* _Rows_:
============

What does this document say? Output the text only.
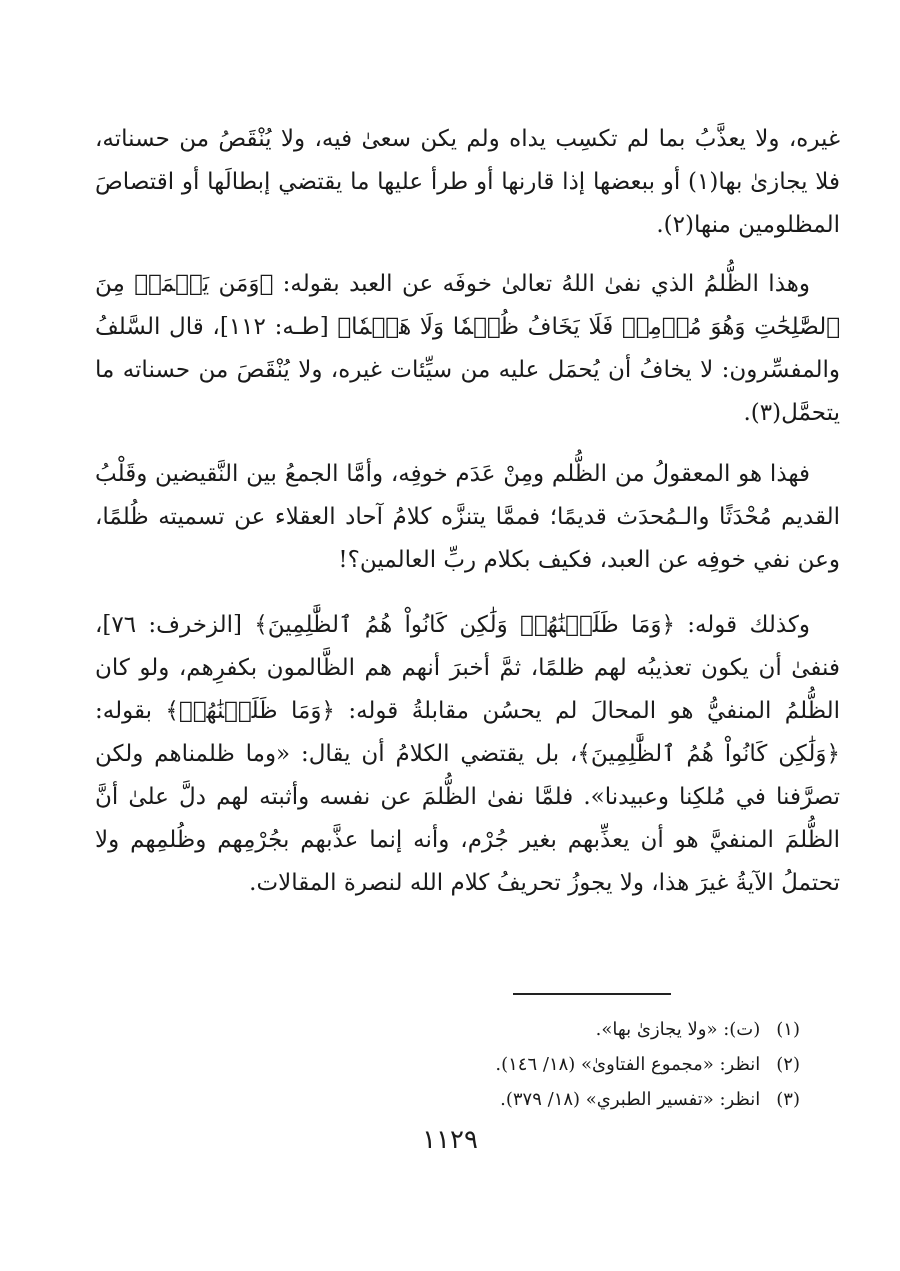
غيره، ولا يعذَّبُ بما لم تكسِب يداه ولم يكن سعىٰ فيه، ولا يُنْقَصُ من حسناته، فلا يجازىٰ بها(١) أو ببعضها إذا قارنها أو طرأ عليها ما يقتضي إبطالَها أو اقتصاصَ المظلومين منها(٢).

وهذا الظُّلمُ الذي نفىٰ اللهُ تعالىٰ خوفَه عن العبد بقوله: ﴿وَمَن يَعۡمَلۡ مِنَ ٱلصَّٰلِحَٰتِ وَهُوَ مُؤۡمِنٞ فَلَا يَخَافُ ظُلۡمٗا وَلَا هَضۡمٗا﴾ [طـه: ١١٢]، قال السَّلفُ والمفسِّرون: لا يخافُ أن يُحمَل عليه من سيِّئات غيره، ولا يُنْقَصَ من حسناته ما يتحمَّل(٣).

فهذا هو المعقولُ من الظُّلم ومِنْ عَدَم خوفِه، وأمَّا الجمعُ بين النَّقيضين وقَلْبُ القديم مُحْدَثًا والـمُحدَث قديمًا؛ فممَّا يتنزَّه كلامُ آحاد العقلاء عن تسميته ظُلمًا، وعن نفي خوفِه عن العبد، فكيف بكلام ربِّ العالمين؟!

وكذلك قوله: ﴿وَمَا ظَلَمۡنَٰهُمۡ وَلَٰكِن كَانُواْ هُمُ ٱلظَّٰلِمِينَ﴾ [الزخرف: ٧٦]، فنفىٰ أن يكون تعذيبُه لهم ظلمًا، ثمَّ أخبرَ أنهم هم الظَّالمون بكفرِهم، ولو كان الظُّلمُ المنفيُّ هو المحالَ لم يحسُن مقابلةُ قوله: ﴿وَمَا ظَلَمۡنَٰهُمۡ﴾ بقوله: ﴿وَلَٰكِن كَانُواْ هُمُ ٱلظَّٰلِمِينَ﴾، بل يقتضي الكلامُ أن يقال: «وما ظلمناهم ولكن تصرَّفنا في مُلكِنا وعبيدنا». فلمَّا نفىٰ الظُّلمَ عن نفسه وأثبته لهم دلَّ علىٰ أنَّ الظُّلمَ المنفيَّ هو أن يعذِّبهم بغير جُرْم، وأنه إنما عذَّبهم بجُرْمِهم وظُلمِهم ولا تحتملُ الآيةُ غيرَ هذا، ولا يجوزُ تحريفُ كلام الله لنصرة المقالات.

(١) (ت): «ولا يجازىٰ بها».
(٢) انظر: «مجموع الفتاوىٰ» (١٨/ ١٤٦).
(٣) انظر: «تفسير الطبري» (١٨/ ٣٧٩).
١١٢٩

============

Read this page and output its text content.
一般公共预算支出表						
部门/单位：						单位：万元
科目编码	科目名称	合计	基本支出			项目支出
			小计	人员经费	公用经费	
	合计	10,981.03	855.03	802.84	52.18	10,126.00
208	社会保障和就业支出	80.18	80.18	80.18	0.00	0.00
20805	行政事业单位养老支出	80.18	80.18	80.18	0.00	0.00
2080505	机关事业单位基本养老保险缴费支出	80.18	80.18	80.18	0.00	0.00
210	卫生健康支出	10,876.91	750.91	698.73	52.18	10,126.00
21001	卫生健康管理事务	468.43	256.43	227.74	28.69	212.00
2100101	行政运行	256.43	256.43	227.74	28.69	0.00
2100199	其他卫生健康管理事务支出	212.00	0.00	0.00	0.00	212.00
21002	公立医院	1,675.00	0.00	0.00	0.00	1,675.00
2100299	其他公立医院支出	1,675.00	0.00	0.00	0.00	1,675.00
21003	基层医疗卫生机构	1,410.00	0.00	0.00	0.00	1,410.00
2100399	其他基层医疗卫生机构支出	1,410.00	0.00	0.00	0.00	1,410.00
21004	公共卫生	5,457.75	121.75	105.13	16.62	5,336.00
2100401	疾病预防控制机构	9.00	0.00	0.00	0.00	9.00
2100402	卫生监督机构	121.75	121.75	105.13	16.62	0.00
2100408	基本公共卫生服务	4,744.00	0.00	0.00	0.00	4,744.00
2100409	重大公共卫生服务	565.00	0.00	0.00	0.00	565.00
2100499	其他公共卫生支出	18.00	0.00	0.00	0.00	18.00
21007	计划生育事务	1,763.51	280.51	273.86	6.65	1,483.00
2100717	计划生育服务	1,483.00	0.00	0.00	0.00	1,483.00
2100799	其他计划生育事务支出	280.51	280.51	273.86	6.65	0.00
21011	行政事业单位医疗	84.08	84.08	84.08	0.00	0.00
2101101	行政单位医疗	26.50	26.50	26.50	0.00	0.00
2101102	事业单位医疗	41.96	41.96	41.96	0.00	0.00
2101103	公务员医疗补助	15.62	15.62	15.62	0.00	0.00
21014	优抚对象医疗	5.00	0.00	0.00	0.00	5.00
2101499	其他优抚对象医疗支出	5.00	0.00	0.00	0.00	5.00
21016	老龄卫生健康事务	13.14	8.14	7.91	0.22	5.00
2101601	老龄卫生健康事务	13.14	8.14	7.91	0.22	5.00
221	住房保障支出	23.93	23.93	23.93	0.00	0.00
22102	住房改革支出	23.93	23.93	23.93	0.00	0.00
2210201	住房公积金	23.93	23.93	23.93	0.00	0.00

============

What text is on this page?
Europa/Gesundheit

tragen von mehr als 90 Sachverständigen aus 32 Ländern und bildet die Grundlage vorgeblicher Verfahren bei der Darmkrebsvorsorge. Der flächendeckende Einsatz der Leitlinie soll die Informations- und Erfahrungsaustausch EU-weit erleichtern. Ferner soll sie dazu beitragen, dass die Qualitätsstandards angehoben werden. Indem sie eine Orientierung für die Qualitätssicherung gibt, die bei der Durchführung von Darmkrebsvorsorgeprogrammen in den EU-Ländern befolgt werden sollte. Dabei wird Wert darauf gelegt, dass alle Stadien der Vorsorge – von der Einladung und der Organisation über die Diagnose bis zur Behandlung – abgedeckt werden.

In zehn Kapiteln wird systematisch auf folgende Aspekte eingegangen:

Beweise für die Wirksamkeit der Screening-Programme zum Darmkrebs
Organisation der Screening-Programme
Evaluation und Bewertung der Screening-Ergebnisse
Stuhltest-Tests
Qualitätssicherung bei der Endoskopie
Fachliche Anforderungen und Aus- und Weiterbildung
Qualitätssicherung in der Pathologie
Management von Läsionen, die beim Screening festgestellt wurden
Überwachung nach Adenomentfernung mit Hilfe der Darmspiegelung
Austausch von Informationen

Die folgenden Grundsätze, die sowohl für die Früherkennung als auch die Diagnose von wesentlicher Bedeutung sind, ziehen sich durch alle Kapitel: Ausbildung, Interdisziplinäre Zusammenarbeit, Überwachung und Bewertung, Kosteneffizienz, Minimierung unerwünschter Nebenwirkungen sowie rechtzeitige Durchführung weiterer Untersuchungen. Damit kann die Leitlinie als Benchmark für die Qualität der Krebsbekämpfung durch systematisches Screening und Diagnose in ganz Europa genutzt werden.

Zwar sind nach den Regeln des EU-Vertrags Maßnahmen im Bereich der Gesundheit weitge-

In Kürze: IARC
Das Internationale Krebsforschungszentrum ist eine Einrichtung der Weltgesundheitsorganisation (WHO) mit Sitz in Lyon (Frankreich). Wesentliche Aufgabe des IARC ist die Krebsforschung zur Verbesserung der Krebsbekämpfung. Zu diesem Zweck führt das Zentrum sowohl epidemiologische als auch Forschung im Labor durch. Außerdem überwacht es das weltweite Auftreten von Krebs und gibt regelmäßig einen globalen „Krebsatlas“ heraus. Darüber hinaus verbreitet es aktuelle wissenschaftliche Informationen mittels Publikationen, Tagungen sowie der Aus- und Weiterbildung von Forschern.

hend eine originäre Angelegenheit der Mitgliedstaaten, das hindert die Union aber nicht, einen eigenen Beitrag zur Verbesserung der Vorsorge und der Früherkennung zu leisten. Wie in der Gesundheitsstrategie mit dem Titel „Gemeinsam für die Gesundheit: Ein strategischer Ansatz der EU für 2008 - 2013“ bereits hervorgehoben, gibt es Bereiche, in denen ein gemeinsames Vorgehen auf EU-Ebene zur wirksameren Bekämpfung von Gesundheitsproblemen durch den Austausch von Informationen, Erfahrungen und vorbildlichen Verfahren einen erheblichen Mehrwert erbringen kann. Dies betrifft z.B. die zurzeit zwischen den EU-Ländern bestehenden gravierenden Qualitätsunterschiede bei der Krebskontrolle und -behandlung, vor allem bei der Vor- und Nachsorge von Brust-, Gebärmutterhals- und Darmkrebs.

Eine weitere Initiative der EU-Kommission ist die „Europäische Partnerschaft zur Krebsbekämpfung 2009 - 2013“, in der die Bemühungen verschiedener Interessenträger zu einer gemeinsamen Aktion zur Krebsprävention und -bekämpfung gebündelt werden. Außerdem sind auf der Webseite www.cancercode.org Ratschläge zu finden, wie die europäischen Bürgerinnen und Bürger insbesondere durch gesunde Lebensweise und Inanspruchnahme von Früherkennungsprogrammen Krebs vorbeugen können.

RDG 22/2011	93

============

* _Set exercise_: Read the data above and pull out each line that holds the string "text".

* _Exercise result_:
What does this document say? Output the text only.
Read this page and output its text content.
What text is on this page?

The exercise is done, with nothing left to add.